CHALLENGE: Using the data below, gather each line that includes the word "text".

INFORMATION PROVIDED:
▬▬▬
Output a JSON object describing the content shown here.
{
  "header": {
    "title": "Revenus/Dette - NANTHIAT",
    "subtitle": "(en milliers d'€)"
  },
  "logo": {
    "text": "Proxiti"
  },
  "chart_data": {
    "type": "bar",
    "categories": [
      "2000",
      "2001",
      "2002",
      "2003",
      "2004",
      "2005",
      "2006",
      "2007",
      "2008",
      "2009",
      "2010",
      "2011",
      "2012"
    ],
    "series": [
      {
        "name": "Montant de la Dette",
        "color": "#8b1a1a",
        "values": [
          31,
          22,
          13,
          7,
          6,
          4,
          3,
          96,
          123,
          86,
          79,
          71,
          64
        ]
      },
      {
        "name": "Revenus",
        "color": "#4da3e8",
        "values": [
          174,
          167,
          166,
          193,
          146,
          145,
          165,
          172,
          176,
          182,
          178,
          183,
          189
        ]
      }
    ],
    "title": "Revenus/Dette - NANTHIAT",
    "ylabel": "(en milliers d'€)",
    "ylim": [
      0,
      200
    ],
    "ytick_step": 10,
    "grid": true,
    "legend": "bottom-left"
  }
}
▬▬▬
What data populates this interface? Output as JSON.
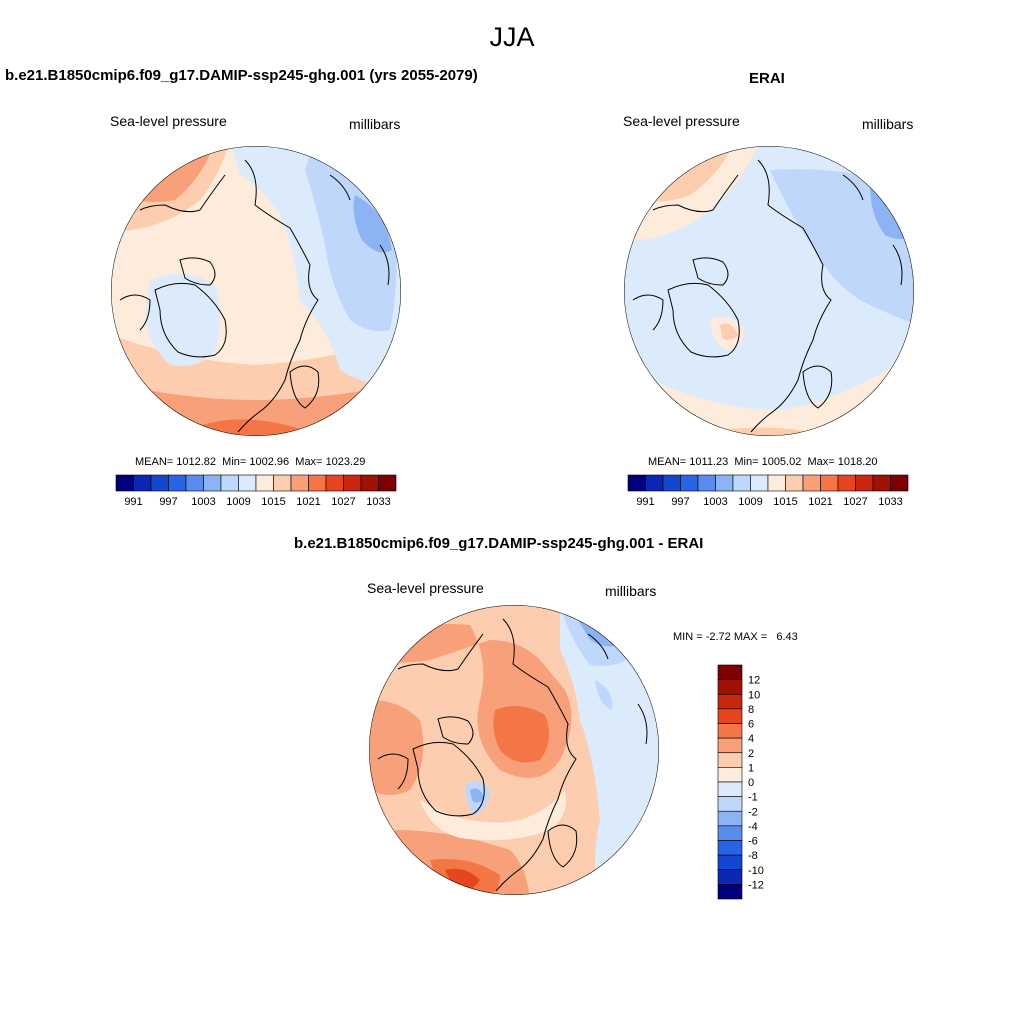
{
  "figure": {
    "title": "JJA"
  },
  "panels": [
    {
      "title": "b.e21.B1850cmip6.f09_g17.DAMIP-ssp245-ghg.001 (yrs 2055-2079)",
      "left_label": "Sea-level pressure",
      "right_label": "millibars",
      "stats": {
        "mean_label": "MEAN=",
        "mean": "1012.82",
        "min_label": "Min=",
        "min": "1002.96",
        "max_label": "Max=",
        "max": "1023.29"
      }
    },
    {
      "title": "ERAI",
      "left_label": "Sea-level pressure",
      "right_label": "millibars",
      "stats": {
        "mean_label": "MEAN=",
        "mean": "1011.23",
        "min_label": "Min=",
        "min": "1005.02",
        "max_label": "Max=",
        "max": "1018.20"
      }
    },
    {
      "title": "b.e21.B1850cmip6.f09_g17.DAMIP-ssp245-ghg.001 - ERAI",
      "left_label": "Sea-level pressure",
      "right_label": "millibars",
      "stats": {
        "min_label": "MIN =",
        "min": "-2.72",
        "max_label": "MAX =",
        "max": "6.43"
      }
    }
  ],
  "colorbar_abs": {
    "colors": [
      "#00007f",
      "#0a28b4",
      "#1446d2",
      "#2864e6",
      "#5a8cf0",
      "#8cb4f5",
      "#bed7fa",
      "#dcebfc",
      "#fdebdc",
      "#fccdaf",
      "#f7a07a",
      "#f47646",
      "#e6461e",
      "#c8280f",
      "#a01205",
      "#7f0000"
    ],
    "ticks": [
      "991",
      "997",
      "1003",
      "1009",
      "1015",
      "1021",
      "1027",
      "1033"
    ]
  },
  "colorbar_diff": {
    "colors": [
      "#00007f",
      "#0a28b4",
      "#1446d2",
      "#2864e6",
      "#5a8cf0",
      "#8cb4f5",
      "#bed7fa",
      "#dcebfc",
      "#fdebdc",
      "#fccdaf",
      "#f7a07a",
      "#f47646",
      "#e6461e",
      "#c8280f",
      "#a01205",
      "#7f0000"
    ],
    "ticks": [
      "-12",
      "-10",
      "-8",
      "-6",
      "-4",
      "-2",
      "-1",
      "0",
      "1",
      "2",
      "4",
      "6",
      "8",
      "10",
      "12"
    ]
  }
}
▬▬▬
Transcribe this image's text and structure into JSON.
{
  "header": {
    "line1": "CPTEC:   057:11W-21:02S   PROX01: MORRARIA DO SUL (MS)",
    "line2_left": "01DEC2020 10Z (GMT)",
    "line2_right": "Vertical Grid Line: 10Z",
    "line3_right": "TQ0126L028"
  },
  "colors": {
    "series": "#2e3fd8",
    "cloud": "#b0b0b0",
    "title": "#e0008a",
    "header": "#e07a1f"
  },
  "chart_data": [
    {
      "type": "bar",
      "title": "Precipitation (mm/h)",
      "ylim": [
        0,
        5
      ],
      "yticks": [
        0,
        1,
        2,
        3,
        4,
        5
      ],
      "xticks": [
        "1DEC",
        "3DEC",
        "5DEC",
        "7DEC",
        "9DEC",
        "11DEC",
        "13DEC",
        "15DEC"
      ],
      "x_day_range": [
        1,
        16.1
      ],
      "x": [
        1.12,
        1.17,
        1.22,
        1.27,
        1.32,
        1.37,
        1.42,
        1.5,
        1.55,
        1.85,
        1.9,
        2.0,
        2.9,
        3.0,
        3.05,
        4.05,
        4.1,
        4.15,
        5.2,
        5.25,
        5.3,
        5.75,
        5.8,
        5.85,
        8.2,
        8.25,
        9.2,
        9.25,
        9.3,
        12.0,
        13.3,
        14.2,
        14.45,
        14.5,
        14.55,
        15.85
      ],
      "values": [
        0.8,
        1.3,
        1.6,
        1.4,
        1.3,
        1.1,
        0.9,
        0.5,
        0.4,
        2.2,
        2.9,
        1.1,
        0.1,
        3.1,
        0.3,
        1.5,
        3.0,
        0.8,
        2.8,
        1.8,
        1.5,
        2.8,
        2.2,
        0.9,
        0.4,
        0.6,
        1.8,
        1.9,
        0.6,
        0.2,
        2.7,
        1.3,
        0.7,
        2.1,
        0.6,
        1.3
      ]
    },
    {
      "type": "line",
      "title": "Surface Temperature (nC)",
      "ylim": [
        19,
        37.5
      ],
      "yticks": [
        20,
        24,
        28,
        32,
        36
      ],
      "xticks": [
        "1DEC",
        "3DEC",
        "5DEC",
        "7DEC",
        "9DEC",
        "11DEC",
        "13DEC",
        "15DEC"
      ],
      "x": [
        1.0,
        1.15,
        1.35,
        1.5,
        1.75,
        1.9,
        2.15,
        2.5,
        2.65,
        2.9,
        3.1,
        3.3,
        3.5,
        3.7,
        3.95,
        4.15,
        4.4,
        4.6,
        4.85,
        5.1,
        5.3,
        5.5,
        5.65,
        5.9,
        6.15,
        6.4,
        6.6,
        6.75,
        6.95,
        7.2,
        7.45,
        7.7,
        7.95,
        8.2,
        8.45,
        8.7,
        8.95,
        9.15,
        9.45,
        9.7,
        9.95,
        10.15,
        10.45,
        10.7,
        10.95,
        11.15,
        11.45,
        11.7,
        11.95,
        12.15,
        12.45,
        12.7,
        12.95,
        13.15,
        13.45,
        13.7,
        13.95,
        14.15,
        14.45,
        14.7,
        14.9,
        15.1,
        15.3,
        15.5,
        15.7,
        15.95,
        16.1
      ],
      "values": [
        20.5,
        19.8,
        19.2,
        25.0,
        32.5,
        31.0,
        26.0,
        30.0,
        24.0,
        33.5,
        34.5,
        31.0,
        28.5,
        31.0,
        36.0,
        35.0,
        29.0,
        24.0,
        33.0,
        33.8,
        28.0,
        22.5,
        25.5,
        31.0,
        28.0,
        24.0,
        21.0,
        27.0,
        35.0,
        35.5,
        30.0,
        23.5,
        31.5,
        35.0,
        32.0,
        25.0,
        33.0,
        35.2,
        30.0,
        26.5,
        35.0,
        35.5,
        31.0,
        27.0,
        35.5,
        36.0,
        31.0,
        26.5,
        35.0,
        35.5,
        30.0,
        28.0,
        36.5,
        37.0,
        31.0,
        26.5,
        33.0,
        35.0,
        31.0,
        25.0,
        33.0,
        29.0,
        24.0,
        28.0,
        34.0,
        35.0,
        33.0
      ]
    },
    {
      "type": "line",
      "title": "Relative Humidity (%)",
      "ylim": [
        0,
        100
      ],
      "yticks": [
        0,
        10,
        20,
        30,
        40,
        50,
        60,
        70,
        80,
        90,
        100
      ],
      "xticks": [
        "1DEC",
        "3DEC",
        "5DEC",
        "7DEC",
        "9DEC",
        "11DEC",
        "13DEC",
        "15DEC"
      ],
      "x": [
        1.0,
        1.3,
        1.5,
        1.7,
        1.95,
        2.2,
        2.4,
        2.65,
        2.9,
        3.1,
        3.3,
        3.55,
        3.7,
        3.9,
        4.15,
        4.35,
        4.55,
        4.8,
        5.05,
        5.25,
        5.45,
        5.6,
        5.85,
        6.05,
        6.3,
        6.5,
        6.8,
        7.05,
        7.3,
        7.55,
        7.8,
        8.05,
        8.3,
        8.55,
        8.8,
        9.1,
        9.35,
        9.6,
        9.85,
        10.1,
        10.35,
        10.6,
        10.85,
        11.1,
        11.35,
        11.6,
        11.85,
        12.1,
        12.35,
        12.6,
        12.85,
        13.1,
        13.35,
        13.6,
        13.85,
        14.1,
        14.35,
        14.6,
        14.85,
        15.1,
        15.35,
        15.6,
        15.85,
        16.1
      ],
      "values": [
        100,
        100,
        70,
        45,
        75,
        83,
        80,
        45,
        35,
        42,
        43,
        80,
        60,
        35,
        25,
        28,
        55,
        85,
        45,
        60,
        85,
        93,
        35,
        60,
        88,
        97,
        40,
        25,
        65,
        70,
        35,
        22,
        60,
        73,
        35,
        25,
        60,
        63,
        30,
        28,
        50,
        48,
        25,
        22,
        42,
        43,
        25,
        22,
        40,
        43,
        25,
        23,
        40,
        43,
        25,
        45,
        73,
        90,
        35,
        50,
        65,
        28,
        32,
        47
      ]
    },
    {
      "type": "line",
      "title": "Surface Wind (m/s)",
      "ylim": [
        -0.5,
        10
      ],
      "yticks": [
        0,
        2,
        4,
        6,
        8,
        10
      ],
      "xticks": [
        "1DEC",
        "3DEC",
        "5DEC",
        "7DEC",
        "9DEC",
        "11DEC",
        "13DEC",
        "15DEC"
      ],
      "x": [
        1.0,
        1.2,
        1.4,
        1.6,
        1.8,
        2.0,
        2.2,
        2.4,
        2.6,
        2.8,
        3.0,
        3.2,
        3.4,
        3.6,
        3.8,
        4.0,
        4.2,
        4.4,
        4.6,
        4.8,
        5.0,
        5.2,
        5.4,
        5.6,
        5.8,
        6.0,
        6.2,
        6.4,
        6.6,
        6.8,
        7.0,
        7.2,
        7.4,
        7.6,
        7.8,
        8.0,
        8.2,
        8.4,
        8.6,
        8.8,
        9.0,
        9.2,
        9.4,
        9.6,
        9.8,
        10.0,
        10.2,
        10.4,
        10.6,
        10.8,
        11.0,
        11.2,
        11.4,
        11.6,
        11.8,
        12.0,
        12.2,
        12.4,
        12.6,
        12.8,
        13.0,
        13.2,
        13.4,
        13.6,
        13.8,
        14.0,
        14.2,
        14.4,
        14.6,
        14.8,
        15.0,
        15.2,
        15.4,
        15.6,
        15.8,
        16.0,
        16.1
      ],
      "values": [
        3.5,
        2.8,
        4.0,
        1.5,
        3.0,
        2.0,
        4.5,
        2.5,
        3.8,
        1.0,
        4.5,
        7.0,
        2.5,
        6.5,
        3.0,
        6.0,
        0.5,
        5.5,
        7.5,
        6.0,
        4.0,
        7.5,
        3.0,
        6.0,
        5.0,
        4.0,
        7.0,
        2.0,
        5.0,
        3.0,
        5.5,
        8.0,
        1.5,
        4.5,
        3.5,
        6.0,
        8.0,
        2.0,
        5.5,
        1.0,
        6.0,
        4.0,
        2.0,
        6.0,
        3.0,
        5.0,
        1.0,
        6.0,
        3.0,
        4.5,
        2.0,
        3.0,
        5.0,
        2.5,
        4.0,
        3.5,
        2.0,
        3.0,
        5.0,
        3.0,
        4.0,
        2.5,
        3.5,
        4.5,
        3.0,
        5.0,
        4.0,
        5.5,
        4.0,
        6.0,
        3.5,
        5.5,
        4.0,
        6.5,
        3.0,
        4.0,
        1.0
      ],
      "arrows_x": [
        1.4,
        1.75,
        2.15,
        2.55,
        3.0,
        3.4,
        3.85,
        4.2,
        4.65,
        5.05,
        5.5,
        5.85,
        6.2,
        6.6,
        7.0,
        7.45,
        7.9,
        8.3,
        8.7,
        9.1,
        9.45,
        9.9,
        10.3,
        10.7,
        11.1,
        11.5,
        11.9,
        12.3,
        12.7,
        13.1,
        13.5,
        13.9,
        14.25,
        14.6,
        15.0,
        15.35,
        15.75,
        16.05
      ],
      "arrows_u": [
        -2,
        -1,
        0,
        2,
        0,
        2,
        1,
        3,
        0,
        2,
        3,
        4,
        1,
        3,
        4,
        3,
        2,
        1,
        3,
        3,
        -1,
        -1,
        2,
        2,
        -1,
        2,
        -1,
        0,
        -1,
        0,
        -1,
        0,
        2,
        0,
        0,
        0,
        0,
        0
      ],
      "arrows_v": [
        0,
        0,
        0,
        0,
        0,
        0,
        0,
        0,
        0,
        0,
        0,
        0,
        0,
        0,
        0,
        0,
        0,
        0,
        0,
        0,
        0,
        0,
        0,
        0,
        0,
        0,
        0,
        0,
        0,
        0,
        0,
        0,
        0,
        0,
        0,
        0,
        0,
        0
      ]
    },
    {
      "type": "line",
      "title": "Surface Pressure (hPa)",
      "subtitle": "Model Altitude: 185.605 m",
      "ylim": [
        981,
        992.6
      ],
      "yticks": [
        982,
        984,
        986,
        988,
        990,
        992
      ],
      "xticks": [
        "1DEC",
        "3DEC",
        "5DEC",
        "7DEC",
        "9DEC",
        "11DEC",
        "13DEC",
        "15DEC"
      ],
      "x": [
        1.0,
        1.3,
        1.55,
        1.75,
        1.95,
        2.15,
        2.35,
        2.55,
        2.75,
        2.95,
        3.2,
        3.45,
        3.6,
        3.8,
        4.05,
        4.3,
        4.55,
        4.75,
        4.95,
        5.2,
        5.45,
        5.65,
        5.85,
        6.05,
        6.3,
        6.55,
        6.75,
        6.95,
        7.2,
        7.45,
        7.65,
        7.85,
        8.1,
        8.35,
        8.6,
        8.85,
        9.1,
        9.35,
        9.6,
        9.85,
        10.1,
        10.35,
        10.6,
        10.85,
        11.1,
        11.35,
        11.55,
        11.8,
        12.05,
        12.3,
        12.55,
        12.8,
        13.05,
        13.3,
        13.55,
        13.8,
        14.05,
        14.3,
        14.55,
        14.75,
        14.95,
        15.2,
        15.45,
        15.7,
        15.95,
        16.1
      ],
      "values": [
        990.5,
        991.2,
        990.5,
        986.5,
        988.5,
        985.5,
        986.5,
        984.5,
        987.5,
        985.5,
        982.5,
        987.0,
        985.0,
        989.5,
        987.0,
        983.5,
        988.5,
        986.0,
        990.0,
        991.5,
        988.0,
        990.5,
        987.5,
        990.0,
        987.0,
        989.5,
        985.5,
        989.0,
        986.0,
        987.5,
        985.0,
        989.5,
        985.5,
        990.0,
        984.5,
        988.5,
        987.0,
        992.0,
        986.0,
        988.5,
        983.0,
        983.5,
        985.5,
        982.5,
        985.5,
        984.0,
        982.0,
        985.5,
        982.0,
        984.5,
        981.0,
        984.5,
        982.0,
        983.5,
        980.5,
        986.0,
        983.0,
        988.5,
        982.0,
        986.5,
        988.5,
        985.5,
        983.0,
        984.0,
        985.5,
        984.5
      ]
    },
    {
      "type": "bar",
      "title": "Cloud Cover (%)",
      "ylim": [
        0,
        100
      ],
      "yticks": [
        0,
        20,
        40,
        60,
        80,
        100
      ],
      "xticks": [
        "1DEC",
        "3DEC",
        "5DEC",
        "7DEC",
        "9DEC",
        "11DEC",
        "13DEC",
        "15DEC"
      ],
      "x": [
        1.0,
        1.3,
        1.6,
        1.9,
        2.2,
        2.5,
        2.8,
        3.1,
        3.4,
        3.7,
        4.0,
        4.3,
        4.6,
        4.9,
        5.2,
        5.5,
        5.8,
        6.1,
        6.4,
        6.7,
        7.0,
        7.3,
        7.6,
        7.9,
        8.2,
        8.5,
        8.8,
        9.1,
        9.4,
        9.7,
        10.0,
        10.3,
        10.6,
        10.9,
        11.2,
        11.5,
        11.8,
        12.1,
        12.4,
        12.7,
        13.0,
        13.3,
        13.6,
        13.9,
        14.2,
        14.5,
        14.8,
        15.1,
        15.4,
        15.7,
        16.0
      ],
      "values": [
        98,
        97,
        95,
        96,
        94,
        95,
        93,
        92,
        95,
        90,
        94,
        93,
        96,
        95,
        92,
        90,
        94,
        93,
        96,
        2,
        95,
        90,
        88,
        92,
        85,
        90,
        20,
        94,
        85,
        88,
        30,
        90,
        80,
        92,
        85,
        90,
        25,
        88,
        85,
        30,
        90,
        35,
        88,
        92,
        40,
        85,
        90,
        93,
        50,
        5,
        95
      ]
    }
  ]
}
▬▬▬
RESULT BELOW:
    "text": "Proxiti"
Transcribe this image's text and structure into JSON.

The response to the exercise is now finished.